Work instructions: Print all entries precisely as they are written.

Rows:
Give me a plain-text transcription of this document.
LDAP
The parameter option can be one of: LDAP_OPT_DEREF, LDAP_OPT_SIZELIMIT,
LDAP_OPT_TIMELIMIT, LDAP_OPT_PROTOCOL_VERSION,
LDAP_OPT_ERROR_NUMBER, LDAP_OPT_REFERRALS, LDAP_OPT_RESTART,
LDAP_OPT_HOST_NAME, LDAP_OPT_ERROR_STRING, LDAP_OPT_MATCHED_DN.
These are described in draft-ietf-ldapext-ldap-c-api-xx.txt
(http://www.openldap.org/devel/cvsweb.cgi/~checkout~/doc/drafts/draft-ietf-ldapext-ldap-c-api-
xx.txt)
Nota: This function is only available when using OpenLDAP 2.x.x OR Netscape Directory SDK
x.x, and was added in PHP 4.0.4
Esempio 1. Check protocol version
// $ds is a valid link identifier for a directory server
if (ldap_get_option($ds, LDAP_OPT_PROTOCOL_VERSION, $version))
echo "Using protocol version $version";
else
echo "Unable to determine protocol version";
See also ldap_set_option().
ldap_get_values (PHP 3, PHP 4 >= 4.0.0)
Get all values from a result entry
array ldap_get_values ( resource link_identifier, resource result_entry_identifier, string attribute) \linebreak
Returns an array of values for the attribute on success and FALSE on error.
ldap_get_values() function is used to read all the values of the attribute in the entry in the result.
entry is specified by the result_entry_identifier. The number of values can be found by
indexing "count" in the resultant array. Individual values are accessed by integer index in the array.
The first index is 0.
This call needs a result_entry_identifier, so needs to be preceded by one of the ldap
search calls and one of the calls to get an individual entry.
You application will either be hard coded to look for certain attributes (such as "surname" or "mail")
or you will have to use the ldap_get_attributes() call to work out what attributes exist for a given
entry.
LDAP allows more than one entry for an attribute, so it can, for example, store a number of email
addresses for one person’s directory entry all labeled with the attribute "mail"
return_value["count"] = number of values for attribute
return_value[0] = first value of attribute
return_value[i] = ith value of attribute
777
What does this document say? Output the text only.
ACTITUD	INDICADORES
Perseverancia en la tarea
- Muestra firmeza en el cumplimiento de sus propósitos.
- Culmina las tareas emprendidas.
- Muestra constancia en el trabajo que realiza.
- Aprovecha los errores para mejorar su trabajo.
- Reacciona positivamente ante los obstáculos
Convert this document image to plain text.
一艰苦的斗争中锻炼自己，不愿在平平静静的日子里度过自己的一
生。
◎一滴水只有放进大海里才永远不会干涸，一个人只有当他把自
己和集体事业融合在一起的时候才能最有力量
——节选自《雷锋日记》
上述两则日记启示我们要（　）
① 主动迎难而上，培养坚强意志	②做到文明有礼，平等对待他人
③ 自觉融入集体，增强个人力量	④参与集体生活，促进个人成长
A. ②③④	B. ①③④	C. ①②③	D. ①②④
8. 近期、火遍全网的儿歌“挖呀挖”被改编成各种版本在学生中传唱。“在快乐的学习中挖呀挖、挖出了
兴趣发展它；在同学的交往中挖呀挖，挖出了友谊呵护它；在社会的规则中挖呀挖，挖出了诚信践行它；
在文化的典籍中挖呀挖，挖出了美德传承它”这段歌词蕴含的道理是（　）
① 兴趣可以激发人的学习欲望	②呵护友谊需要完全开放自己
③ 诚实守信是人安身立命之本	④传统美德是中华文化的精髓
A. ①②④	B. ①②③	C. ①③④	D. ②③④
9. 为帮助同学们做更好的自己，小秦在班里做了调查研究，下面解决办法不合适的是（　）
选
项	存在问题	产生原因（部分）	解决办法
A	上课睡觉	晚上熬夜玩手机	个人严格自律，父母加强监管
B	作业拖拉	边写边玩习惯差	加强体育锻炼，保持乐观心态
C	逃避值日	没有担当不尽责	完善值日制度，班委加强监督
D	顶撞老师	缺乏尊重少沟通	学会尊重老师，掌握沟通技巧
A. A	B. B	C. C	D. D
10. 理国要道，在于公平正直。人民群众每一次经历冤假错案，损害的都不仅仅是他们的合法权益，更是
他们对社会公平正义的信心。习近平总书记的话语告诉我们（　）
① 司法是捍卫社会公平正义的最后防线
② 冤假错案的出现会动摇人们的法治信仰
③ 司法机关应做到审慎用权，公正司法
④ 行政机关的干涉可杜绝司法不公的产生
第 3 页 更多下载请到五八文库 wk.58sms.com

Expected output:
Give me a plain-text transcription of this document.
LDAP
The parameter option can be one of: LDAP_OPT_DEREF, LDAP_OPT_SIZELIMIT,
LDAP_OPT_TIMELIMIT, LDAP_OPT_PROTOCOL_VERSION,
LDAP_OPT_ERROR_NUMBER, LDAP_OPT_REFERRALS, LDAP_OPT_RESTART,
LDAP_OPT_HOST_NAME, LDAP_OPT_ERROR_STRING, LDAP_OPT_MATCHED_DN.
These are described in draft-ietf-ldapext-ldap-c-api-xx.txt
(http://www.openldap.org/devel/cvsweb.cgi/~checkout~/doc/drafts/draft-ietf-ldapext-ldap-c-api-
xx.txt)
Nota: This function is only available when using OpenLDAP 2.x.x OR Netscape Directory SDK
x.x, and was added in PHP 4.0.4
Esempio 1. Check protocol version
// $ds is a valid link identifier for a directory server
if (ldap_get_option($ds, LDAP_OPT_PROTOCOL_VERSION, $version))
echo "Using protocol version $version";
else
echo "Unable to determine protocol version";
See also ldap_set_option().
ldap_get_values (PHP 3, PHP 4 >= 4.0.0)
Get all values from a result entry
array ldap_get_values ( resource link_identifier, resource result_entry_identifier, string attribute) \linebreak
Returns an array of values for the attribute on success and FALSE on error.
ldap_get_values() function is used to read all the values of the attribute in the entry in the result.
entry is specified by the result_entry_identifier. The number of values can be found by
indexing "count" in the resultant array. Individual values are accessed by integer index in the array.
The first index is 0.
This call needs a result_entry_identifier, so needs to be preceded by one of the ldap
search calls and one of the calls to get an individual entry.
You application will either be hard coded to look for certain attributes (such as "surname" or "mail")
or you will have to use the ldap_get_attributes() call to work out what attributes exist for a given
entry.
LDAP allows more than one entry for an attribute, so it can, for example, store a number of email
addresses for one person’s directory entry all labeled with the attribute "mail"
return_value["count"] = number of values for attribute
return_value[0] = first value of attribute
return_value[i] = ith value of attribute
777
What does this document say? Output the text only.
ACTITUD	INDICADORES
Perseverancia en la tarea
- Muestra firmeza en el cumplimiento de sus propósitos.
- Culmina las tareas emprendidas.
- Muestra constancia en el trabajo que realiza.
- Aprovecha los errores para mejorar su trabajo.
- Reacciona positivamente ante los obstáculos
Convert this document image to plain text.
一艰苦的斗争中锻炼自己，不愿在平平静静的日子里度过自己的一
生。
◎一滴水只有放进大海里才永远不会干涸，一个人只有当他把自
己和集体事业融合在一起的时候才能最有力量
——节选自《雷锋日记》
上述两则日记启示我们要（　）
① 主动迎难而上，培养坚强意志	②做到文明有礼，平等对待他人
③ 自觉融入集体，增强个人力量	④参与集体生活，促进个人成长
A. ②③④	B. ①③④	C. ①②③	D. ①②④
8. 近期、火遍全网的儿歌“挖呀挖”被改编成各种版本在学生中传唱。“在快乐的学习中挖呀挖、挖出了
兴趣发展它；在同学的交往中挖呀挖，挖出了友谊呵护它；在社会的规则中挖呀挖，挖出了诚信践行它；
在文化的典籍中挖呀挖，挖出了美德传承它”这段歌词蕴含的道理是（　）
① 兴趣可以激发人的学习欲望	②呵护友谊需要完全开放自己
③ 诚实守信是人安身立命之本	④传统美德是中华文化的精髓
A. ①②④	B. ①②③	C. ①③④	D. ②③④
9. 为帮助同学们做更好的自己，小秦在班里做了调查研究，下面解决办法不合适的是（　）
选
项	存在问题	产生原因（部分）	解决办法
A	上课睡觉	晚上熬夜玩手机	个人严格自律，父母加强监管
B	作业拖拉	边写边玩习惯差	加强体育锻炼，保持乐观心态
C	逃避值日	没有担当不尽责	完善值日制度，班委加强监督
D	顶撞老师	缺乏尊重少沟通	学会尊重老师，掌握沟通技巧
A. A	B. B	C. C	D. D
10. 理国要道，在于公平正直。人民群众每一次经历冤假错案，损害的都不仅仅是他们的合法权益，更是
他们对社会公平正义的信心。习近平总书记的话语告诉我们（　）
① 司法是捍卫社会公平正义的最后防线
② 冤假错案的出现会动摇人们的法治信仰
③ 司法机关应做到审慎用权，公正司法
④ 行政机关的干涉可杜绝司法不公的产生
第 3 页 更多下载请到五八文库 wk.58sms.com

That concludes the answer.